— GOAL —
What is the count of lines in the listing below that hold the string "jefes"? Reply with that number alone.

**********

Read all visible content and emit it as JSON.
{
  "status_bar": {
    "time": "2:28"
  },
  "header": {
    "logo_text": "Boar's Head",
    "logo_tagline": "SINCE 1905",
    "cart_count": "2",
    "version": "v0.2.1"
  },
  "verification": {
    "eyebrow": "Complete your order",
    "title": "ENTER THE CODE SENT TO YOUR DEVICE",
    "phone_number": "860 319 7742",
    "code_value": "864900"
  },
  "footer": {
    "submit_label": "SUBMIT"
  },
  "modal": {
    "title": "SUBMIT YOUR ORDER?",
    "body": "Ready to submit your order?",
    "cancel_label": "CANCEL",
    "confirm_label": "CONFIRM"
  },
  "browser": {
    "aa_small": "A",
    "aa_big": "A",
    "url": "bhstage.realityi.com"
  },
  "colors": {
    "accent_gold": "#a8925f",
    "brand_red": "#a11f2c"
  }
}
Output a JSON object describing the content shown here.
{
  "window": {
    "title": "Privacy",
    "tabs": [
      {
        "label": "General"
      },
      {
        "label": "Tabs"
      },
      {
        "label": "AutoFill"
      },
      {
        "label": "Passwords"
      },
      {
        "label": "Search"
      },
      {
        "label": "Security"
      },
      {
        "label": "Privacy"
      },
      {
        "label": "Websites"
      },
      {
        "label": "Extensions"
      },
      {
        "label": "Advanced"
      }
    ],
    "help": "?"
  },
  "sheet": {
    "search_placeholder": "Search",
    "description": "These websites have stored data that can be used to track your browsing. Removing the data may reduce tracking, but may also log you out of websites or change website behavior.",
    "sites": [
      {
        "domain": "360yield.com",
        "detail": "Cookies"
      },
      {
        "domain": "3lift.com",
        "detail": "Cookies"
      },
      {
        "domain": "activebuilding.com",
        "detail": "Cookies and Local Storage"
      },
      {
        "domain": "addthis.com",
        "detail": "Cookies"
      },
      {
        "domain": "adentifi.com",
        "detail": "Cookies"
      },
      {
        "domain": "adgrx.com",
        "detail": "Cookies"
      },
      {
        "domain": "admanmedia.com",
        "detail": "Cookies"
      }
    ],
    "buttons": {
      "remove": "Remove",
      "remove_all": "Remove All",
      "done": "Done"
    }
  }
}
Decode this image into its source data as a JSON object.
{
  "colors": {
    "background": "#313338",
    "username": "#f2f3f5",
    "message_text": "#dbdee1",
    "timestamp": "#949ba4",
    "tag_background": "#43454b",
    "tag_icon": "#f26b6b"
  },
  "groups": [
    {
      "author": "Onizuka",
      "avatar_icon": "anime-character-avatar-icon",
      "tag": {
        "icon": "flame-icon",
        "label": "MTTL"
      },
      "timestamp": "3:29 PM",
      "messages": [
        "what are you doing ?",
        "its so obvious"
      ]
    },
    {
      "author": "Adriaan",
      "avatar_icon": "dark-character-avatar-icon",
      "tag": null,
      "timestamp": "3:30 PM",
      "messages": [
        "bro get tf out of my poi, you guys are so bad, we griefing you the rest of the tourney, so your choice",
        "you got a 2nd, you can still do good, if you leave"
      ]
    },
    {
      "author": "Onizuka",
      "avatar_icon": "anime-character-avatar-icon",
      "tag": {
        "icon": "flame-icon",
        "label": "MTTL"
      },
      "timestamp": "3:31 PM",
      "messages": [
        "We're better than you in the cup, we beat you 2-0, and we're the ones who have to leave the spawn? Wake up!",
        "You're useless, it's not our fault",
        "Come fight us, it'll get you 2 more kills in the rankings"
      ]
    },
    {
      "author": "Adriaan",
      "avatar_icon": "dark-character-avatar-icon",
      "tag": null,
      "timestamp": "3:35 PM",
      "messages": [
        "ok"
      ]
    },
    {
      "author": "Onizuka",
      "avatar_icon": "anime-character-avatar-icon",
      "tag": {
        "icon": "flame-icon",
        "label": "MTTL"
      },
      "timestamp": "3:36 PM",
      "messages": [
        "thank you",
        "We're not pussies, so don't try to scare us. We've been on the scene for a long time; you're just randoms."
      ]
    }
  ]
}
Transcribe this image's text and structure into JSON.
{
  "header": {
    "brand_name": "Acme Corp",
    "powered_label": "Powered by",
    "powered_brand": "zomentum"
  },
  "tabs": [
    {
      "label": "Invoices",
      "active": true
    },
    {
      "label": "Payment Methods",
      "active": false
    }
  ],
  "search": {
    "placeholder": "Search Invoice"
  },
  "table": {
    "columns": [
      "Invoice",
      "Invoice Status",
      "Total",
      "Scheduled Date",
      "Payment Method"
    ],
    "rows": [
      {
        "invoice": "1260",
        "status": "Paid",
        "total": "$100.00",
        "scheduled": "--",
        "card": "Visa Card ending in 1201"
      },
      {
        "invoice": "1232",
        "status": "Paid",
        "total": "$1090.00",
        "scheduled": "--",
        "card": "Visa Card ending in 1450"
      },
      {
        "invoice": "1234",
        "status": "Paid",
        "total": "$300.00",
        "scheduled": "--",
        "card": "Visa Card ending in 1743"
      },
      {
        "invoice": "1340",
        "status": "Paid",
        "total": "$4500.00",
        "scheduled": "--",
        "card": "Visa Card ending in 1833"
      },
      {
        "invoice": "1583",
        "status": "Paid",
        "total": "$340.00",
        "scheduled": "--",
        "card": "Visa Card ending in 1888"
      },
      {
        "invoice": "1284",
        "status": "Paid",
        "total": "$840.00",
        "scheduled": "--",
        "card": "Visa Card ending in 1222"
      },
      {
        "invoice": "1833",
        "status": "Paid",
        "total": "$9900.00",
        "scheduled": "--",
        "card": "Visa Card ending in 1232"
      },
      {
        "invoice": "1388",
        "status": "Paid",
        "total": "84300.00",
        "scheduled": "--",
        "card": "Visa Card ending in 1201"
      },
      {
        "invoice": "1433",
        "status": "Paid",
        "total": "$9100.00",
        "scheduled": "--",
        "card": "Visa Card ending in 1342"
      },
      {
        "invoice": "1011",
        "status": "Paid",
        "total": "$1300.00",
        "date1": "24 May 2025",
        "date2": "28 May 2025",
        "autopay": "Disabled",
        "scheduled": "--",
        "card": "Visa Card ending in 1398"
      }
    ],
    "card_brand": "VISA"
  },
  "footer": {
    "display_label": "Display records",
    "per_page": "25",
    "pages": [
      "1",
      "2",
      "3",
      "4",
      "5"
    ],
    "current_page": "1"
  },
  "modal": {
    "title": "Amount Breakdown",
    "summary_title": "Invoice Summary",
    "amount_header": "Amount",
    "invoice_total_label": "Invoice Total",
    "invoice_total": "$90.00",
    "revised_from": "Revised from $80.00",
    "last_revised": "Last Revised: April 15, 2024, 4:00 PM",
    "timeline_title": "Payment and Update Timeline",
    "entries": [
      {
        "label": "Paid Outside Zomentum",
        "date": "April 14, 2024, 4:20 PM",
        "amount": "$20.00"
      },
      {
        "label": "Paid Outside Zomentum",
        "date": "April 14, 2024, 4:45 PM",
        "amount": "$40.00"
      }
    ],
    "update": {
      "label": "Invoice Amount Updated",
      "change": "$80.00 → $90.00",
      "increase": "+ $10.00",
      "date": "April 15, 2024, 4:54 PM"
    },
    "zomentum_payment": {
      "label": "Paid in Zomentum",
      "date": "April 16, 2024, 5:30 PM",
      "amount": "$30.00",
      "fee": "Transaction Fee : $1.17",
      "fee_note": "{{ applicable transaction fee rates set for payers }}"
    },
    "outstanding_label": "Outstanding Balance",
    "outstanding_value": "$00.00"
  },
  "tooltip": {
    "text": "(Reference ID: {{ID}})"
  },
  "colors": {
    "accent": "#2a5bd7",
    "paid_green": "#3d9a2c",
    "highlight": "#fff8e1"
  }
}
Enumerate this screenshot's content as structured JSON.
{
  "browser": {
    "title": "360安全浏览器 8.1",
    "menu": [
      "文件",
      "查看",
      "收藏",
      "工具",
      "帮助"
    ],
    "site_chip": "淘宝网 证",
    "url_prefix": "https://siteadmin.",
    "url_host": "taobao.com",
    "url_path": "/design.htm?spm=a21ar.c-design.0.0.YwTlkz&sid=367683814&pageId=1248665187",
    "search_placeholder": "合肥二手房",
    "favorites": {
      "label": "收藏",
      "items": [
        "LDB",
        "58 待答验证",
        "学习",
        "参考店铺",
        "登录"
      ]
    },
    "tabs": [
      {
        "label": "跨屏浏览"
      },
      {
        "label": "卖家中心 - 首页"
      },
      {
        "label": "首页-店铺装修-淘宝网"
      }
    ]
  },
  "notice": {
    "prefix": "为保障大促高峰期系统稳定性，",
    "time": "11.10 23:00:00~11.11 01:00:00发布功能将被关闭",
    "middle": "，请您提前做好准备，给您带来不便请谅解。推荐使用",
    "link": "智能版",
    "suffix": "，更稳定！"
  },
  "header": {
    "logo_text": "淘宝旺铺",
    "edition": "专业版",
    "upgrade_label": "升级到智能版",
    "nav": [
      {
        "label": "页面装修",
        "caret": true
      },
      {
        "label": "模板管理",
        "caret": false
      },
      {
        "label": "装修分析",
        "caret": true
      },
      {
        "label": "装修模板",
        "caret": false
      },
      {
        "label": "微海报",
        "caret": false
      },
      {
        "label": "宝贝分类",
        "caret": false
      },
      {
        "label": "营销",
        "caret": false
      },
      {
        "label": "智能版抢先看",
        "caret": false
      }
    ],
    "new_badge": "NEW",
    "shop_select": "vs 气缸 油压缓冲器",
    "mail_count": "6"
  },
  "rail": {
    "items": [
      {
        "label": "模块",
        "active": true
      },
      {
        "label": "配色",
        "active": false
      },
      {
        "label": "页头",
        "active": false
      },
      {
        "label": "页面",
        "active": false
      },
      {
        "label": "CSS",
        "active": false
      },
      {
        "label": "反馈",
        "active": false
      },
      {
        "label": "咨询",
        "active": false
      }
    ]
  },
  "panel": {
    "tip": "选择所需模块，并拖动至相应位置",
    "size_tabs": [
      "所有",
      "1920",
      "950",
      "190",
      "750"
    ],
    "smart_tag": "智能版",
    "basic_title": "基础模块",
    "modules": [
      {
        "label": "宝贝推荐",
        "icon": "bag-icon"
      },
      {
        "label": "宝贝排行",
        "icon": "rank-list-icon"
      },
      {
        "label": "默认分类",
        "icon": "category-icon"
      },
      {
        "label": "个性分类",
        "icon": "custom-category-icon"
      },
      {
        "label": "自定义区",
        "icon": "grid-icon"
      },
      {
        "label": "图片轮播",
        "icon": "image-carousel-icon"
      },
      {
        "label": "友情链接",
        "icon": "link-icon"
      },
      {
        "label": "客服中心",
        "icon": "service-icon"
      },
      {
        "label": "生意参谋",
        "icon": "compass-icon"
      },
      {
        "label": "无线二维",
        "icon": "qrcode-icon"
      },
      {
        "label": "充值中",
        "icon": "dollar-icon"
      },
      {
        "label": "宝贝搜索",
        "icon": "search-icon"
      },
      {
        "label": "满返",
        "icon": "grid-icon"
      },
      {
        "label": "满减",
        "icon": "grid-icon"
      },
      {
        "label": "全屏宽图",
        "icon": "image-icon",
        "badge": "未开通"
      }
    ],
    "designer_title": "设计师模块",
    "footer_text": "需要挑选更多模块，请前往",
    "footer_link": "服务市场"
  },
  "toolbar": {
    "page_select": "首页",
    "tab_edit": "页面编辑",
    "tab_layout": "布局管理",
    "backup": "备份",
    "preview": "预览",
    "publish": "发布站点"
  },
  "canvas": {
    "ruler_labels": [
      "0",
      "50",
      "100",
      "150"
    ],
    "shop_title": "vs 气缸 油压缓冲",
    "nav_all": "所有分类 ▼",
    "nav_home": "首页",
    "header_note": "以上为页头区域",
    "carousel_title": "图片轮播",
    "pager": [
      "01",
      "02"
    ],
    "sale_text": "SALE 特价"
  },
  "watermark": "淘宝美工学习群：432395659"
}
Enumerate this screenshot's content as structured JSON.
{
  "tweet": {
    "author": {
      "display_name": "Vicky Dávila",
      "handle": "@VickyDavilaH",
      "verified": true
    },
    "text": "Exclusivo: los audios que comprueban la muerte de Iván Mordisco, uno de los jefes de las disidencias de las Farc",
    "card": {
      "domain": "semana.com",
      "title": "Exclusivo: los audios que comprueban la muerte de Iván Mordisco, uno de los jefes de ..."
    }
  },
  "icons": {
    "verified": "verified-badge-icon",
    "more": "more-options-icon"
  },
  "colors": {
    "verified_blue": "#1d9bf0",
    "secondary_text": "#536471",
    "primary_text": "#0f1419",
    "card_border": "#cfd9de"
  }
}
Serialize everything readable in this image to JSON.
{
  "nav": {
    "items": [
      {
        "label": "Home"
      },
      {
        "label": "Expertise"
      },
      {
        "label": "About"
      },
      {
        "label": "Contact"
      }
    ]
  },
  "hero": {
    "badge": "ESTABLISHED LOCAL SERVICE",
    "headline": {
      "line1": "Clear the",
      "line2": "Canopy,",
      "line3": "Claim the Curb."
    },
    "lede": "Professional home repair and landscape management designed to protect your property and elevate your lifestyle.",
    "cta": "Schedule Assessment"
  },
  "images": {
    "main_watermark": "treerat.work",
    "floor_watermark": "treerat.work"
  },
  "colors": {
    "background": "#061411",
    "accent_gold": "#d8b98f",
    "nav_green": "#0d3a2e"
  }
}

**********

— WORKED SOLUTION —
2